►
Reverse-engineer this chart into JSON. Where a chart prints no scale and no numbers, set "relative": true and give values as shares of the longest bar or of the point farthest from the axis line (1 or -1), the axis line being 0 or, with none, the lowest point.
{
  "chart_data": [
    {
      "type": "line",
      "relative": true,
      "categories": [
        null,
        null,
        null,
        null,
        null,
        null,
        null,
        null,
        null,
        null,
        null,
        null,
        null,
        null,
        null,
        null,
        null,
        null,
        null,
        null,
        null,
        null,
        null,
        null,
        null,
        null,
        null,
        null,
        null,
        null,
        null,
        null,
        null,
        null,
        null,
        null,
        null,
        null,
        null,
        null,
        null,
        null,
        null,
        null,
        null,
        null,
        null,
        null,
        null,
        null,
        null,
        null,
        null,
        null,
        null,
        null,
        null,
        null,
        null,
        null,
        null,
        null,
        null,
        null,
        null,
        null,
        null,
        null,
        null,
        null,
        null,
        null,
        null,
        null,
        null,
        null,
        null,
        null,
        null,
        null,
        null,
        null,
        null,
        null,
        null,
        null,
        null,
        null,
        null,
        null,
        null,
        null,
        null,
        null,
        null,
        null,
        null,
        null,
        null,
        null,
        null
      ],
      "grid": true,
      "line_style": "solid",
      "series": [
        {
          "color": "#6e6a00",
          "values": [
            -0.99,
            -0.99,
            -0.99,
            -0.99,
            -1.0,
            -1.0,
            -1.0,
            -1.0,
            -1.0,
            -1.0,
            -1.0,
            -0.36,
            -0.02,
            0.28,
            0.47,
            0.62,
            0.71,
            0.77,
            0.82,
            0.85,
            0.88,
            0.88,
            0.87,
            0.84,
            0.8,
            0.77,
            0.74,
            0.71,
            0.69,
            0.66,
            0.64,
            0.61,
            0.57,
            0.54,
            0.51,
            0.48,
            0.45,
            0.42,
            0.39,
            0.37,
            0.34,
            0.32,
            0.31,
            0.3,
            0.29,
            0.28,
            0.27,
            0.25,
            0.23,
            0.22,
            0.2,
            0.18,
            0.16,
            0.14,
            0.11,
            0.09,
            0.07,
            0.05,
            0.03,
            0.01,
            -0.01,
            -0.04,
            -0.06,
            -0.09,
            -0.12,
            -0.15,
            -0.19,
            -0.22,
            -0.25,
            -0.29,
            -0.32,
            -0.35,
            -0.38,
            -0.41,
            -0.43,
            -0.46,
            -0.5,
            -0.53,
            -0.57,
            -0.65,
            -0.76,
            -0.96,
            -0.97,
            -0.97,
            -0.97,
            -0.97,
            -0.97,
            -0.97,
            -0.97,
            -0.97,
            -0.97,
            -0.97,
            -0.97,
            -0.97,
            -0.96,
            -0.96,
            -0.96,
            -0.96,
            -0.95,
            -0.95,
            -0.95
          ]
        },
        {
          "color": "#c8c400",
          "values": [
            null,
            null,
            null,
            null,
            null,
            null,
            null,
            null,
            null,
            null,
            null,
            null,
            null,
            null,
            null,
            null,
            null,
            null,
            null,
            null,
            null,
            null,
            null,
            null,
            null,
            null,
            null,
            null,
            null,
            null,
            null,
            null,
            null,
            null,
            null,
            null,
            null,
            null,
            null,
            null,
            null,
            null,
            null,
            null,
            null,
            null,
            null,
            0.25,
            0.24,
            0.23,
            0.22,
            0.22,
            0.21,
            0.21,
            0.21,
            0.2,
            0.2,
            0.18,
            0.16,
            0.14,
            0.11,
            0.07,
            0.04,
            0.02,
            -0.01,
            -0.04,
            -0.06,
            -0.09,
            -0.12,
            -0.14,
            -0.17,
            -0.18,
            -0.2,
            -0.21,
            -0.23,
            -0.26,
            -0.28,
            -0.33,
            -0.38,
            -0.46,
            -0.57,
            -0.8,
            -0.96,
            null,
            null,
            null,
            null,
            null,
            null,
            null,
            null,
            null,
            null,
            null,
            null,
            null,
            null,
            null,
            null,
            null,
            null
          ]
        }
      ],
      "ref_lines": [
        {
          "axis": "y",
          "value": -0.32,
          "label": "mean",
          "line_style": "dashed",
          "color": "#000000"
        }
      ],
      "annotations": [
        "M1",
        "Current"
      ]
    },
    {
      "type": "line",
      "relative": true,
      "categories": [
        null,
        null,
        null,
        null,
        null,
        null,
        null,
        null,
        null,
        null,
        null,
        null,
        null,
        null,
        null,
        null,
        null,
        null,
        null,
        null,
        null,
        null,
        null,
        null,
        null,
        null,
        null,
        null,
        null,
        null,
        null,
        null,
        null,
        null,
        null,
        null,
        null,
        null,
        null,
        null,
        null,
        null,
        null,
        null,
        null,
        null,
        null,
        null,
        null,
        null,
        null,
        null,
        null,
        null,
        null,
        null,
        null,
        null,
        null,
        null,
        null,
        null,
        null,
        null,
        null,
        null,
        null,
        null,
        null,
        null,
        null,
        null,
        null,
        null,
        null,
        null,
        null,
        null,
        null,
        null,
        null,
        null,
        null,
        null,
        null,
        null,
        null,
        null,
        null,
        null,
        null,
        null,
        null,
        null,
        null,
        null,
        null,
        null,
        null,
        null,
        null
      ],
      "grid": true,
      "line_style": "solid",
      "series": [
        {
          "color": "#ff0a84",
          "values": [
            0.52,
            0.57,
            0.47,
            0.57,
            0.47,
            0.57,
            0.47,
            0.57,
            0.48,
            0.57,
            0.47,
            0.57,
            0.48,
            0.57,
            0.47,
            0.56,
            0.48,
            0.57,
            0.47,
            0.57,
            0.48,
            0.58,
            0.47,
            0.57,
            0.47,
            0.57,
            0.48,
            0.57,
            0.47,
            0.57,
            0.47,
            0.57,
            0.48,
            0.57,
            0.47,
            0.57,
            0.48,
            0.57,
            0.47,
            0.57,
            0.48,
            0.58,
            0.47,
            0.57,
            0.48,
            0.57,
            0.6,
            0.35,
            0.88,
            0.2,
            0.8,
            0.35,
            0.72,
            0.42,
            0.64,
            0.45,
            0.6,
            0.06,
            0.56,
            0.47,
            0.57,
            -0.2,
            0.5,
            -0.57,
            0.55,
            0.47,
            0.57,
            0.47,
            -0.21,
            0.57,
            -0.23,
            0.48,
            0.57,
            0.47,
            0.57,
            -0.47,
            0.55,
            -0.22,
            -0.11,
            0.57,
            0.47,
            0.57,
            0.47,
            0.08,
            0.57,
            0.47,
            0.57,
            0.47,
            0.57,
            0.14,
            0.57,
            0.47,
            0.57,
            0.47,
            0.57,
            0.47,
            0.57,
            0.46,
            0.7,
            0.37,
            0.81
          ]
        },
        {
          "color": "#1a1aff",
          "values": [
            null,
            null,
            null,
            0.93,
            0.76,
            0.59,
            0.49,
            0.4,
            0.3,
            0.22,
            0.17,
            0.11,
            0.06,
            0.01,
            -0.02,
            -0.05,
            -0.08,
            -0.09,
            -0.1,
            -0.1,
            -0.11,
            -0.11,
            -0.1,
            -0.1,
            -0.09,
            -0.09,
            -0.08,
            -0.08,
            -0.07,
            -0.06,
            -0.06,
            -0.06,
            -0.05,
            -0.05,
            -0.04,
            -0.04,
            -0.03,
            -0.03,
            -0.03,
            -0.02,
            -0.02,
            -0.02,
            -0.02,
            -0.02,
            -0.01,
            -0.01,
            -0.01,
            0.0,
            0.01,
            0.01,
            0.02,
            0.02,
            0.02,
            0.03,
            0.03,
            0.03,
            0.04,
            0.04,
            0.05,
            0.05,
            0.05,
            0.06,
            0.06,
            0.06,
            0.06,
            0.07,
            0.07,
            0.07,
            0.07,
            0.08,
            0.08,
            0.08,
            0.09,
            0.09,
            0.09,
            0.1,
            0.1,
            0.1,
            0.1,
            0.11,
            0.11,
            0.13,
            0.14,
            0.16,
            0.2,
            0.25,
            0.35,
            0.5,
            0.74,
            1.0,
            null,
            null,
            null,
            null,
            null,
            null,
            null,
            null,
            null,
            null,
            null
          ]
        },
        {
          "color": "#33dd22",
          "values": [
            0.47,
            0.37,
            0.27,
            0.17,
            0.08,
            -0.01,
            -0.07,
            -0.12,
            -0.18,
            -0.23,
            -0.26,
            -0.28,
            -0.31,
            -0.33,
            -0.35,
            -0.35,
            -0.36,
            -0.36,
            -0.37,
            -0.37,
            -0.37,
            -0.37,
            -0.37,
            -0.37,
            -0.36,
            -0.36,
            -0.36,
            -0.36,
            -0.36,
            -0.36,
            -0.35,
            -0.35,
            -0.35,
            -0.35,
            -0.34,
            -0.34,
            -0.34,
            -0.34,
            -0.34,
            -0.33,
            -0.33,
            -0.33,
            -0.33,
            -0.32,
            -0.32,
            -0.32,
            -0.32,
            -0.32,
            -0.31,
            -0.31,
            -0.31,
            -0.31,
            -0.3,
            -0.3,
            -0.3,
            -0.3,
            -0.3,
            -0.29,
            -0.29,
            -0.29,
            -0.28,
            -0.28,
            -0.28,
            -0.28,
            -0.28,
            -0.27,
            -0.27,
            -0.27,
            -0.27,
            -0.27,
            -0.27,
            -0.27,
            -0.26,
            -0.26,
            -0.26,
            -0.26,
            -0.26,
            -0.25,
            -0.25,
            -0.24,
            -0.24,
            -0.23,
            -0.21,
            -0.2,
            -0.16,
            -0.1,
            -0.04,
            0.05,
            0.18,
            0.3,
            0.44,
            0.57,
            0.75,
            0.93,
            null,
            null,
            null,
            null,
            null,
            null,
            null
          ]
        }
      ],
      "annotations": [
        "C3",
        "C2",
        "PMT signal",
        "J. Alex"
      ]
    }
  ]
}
◄
YOUR INSTRUCTIONS
Pick each line holding the word "color" out of the listing.

EXERCISE RESULT
          "color": "#6e6a00",
          "color": "#c8c400",
          "color": "#000000"
          "color": "#ff0a84",
          "color": "#1a1aff",
          "color": "#33dd22",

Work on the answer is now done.